• _Records for processing_:

"""

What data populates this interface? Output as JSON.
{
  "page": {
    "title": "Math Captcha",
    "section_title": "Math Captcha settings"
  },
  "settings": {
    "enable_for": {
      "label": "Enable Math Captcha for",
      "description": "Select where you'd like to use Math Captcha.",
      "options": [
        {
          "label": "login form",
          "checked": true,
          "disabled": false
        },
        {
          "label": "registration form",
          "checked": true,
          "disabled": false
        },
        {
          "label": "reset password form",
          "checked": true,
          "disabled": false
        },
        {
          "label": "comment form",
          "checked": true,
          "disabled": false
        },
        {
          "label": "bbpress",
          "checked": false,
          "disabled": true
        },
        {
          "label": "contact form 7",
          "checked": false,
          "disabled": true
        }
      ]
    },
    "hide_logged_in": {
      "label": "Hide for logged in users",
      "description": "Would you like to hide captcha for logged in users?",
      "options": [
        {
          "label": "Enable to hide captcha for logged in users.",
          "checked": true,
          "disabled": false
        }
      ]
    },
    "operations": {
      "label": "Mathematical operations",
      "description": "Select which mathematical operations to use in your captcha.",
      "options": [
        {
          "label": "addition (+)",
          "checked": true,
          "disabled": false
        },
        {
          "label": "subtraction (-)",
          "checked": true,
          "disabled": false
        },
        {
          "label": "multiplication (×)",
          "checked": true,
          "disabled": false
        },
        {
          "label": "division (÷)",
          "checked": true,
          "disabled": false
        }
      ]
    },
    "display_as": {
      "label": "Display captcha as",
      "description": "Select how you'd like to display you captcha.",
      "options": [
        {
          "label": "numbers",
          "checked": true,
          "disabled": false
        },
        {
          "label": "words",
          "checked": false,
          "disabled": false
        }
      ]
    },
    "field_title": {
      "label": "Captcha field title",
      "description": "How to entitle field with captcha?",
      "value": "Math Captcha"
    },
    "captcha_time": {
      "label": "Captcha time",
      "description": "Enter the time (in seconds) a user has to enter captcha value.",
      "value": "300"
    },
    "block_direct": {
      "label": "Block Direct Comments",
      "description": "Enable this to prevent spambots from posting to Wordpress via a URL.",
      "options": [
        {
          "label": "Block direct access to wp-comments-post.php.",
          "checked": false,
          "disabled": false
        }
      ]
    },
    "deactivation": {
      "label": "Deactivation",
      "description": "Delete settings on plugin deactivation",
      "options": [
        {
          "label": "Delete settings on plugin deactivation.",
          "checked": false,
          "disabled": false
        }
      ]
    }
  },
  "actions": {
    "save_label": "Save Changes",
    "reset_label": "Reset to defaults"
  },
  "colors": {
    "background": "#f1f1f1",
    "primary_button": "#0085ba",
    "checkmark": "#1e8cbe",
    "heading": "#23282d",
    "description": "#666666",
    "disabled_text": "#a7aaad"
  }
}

"""

• _Job_: Would you restate each of the entries word for word?

• _Final result_:
What data populates this interface? Output as JSON.
{
  "page": {
    "title": "Math Captcha",
    "section_title": "Math Captcha settings"
  },
  "settings": {
    "enable_for": {
      "label": "Enable Math Captcha for",
      "description": "Select where you'd like to use Math Captcha.",
      "options": [
        {
          "label": "login form",
          "checked": true,
          "disabled": false
        },
        {
          "label": "registration form",
          "checked": true,
          "disabled": false
        },
        {
          "label": "reset password form",
          "checked": true,
          "disabled": false
        },
        {
          "label": "comment form",
          "checked": true,
          "disabled": false
        },
        {
          "label": "bbpress",
          "checked": false,
          "disabled": true
        },
        {
          "label": "contact form 7",
          "checked": false,
          "disabled": true
        }
      ]
    },
    "hide_logged_in": {
      "label": "Hide for logged in users",
      "description": "Would you like to hide captcha for logged in users?",
      "options": [
        {
          "label": "Enable to hide captcha for logged in users.",
          "checked": true,
          "disabled": false
        }
      ]
    },
    "operations": {
      "label": "Mathematical operations",
      "description": "Select which mathematical operations to use in your captcha.",
      "options": [
        {
          "label": "addition (+)",
          "checked": true,
          "disabled": false
        },
        {
          "label": "subtraction (-)",
          "checked": true,
          "disabled": false
        },
        {
          "label": "multiplication (×)",
          "checked": true,
          "disabled": false
        },
        {
          "label": "division (÷)",
          "checked": true,
          "disabled": false
        }
      ]
    },
    "display_as": {
      "label": "Display captcha as",
      "description": "Select how you'd like to display you captcha.",
      "options": [
        {
          "label": "numbers",
          "checked": true,
          "disabled": false
        },
        {
          "label": "words",
          "checked": false,
          "disabled": false
        }
      ]
    },
    "field_title": {
      "label": "Captcha field title",
      "description": "How to entitle field with captcha?",
      "value": "Math Captcha"
    },
    "captcha_time": {
      "label": "Captcha time",
      "description": "Enter the time (in seconds) a user has to enter captcha value.",
      "value": "300"
    },
    "block_direct": {
      "label": "Block Direct Comments",
      "description": "Enable this to prevent spambots from posting to Wordpress via a URL.",
      "options": [
        {
          "label": "Block direct access to wp-comments-post.php.",
          "checked": false,
          "disabled": false
        }
      ]
    },
    "deactivation": {
      "label": "Deactivation",
      "description": "Delete settings on plugin deactivation",
      "options": [
        {
          "label": "Delete settings on plugin deactivation.",
          "checked": false,
          "disabled": false
        }
      ]
    }
  },
  "actions": {
    "save_label": "Save Changes",
    "reset_label": "Reset to defaults"
  },
  "colors": {
    "background": "#f1f1f1",
    "primary_button": "#0085ba",
    "checkmark": "#1e8cbe",
    "heading": "#23282d",
    "description": "#666666",
    "disabled_text": "#a7aaad"
  }
}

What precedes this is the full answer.